** start Dataset rows **
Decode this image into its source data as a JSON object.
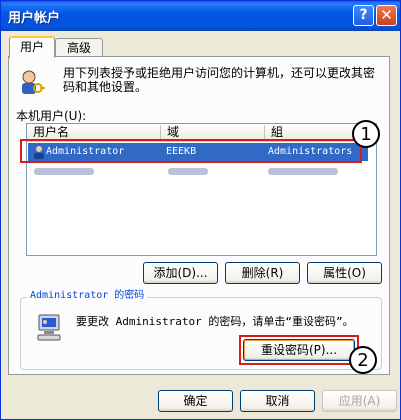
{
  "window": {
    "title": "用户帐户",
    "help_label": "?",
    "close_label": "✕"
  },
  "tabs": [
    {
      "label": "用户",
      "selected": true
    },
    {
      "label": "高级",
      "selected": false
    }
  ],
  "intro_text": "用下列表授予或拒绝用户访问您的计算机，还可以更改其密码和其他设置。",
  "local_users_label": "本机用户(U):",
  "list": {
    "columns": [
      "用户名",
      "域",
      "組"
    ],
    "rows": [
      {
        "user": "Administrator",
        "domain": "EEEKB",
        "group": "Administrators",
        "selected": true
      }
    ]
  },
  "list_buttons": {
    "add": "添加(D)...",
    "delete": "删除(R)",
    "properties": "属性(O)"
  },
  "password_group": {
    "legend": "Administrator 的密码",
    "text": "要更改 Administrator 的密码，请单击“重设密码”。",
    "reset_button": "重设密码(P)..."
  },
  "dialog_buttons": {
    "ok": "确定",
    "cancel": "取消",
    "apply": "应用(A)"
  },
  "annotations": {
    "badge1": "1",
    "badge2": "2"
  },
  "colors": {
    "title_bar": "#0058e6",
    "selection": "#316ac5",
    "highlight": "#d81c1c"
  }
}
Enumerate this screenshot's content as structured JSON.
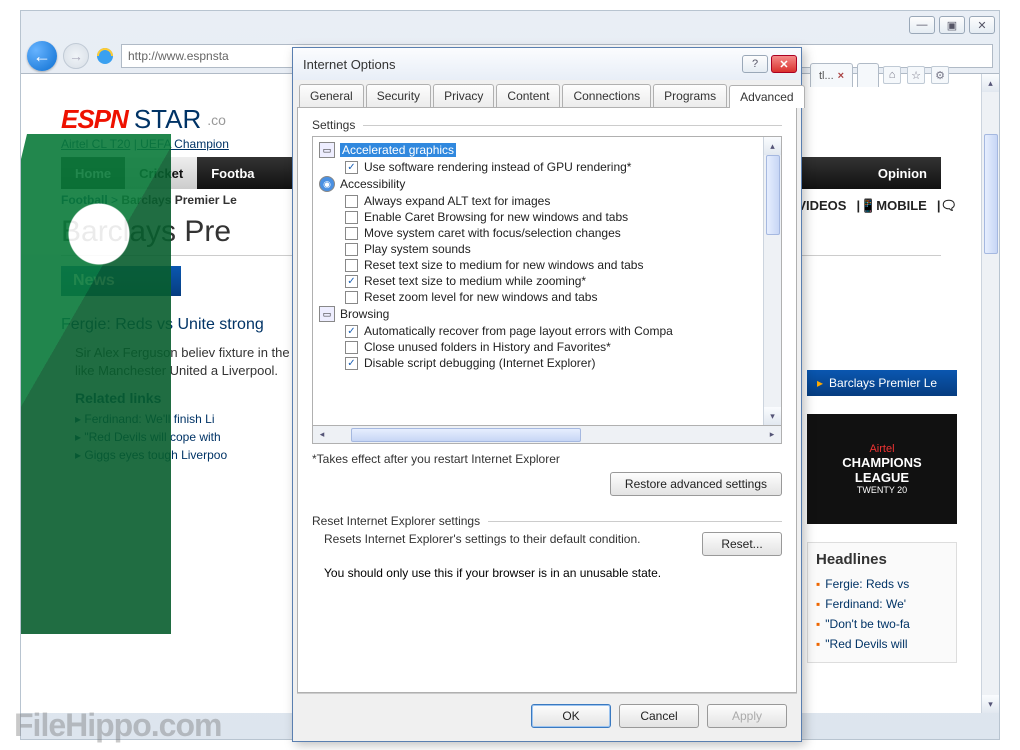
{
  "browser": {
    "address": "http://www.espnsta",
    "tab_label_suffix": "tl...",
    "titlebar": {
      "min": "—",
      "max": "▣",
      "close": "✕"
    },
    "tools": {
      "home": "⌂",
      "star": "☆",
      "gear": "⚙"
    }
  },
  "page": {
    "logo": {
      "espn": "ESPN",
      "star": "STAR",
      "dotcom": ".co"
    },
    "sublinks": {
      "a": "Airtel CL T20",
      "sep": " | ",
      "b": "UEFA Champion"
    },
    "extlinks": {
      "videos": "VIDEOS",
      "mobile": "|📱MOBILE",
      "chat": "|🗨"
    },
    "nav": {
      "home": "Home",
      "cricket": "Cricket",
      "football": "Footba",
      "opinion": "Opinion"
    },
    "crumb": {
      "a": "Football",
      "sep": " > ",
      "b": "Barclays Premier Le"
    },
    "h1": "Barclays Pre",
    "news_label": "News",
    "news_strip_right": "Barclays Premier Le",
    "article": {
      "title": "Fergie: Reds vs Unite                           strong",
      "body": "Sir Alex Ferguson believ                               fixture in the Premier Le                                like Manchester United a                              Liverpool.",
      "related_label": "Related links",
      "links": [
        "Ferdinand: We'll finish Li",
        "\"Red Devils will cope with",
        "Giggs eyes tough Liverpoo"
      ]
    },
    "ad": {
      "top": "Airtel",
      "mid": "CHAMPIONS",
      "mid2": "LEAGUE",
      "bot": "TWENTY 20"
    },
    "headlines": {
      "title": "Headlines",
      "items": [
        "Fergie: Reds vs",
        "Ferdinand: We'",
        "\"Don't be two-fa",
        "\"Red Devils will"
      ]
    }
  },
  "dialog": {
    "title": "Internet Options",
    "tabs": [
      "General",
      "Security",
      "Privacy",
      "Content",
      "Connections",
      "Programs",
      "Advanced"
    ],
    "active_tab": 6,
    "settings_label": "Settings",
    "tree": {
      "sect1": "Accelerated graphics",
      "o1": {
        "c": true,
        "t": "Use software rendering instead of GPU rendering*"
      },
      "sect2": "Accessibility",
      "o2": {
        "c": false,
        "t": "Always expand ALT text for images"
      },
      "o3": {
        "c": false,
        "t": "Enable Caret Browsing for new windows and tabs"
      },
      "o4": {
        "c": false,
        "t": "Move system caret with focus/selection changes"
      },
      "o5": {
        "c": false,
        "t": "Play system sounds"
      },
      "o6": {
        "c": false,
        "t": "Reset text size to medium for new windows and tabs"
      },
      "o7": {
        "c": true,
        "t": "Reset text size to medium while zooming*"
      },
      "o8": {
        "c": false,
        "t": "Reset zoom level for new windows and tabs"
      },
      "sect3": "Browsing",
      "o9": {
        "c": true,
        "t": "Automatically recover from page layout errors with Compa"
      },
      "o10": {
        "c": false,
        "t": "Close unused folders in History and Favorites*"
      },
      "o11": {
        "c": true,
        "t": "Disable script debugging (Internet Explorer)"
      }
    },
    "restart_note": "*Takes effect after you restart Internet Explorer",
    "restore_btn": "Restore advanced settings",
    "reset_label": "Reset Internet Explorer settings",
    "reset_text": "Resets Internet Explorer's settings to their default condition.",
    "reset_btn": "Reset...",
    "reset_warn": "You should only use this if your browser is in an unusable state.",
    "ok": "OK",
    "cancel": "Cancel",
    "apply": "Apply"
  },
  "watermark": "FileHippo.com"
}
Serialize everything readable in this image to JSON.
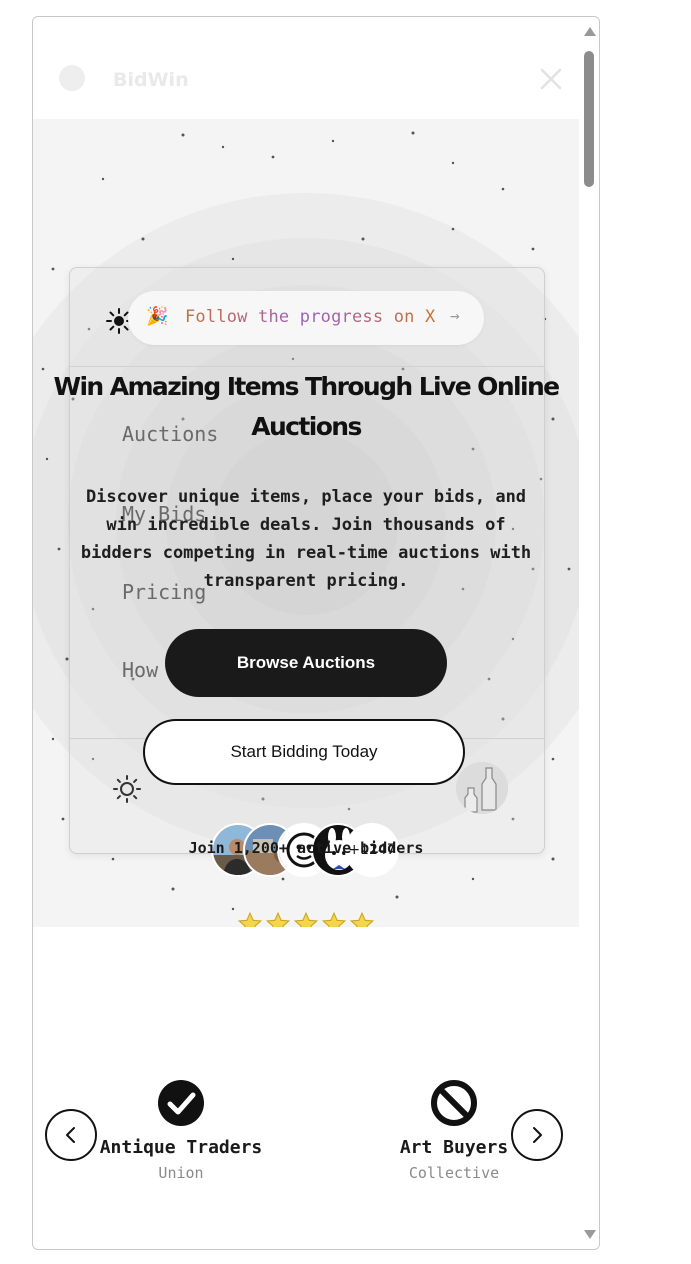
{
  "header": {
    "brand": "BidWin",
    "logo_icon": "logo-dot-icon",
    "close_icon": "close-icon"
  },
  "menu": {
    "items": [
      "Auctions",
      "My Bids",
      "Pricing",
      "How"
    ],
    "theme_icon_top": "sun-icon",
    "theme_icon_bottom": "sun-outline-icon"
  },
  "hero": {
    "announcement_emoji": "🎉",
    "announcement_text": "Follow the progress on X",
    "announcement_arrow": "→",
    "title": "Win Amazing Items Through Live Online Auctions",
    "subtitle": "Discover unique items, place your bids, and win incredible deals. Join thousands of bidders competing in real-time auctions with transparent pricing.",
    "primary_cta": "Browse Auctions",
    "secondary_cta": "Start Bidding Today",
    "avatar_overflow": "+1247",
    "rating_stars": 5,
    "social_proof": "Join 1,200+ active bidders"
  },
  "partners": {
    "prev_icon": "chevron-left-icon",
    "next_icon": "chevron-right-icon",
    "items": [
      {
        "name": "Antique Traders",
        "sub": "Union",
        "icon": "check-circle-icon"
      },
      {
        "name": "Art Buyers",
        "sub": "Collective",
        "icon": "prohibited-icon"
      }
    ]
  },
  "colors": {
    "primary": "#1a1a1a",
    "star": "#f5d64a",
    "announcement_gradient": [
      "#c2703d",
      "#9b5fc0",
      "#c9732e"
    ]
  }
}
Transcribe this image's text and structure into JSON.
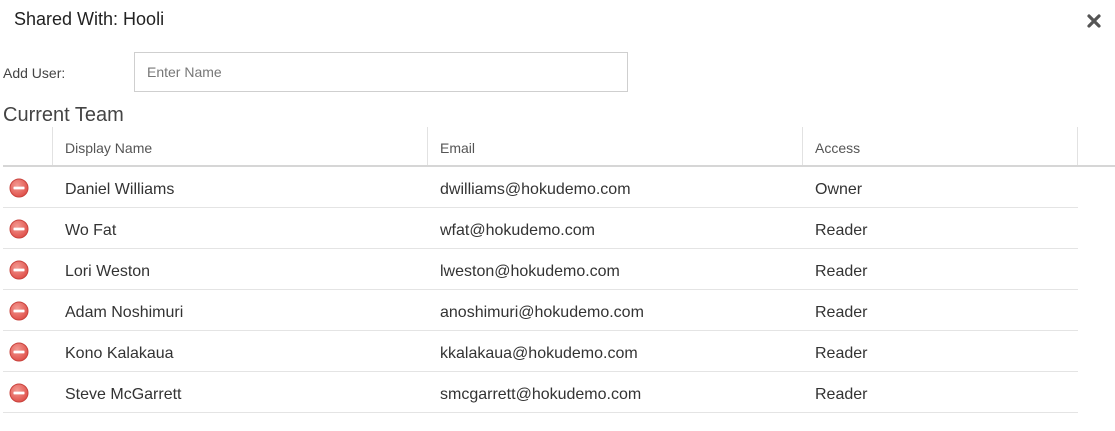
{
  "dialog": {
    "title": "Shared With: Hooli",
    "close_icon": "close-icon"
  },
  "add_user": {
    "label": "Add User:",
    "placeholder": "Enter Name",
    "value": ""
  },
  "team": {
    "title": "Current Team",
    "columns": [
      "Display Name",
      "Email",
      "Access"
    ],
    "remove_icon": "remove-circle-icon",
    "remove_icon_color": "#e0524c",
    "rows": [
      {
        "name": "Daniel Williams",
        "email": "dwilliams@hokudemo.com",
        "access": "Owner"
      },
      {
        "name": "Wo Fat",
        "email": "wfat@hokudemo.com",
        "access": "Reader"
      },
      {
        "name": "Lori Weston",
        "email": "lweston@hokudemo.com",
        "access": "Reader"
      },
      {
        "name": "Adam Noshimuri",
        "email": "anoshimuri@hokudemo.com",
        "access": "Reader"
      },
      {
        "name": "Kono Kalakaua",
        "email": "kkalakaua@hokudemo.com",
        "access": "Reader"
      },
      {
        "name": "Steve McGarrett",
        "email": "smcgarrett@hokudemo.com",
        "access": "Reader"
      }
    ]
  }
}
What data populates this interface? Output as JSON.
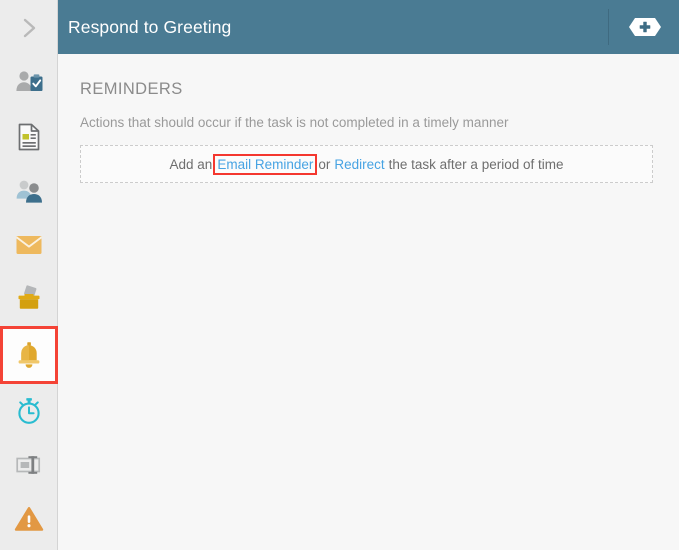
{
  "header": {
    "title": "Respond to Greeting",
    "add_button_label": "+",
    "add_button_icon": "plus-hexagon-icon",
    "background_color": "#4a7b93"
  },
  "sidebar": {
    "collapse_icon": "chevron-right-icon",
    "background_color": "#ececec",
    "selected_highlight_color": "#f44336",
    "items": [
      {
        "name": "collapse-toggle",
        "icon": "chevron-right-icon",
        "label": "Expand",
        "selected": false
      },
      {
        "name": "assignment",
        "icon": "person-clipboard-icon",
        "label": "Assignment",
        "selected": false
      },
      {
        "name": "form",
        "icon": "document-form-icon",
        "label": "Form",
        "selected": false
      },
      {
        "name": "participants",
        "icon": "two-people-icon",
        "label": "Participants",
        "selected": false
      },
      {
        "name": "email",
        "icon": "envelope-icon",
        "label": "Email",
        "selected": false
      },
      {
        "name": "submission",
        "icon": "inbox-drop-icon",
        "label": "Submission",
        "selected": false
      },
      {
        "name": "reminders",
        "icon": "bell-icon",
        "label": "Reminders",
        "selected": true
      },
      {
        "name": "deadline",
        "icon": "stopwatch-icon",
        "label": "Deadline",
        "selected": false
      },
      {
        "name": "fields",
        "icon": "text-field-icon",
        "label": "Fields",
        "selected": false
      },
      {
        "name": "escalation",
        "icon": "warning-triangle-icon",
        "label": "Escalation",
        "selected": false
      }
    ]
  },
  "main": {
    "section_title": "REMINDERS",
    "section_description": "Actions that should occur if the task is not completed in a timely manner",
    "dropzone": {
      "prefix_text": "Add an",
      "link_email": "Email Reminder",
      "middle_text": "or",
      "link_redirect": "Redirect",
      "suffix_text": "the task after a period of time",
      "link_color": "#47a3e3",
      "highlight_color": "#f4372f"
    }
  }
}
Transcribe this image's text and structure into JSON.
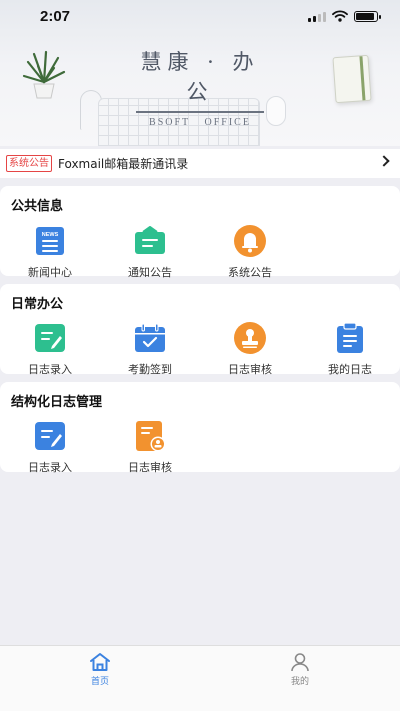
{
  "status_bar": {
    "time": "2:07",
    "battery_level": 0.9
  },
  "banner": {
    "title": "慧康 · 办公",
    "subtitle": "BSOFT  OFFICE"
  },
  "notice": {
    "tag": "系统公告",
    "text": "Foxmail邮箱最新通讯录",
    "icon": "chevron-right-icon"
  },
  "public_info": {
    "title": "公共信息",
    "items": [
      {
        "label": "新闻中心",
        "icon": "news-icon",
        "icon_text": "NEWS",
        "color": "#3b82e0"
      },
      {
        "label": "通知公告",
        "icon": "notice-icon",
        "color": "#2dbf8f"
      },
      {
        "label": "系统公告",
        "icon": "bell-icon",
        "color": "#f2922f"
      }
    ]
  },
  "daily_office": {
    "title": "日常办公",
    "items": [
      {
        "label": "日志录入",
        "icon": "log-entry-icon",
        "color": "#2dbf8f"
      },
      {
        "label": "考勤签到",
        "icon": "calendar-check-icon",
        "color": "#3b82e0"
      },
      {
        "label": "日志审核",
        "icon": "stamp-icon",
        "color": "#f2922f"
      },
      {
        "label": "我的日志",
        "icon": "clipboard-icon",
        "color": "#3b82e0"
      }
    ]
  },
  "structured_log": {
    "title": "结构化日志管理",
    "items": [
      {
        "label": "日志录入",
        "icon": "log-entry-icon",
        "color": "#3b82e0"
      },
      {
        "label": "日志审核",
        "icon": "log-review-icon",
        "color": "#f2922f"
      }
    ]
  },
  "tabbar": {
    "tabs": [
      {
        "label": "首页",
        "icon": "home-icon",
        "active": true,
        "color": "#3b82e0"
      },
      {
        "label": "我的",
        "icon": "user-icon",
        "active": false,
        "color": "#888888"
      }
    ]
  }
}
** end Dataset rows **
Identify every line where the string "windows" appears.

        "t": "Enable Caret Browsing for new windows and tabs"
        "t": "Reset text size to medium for new windows and tabs"
        "t": "Reset zoom level for new windows and tabs"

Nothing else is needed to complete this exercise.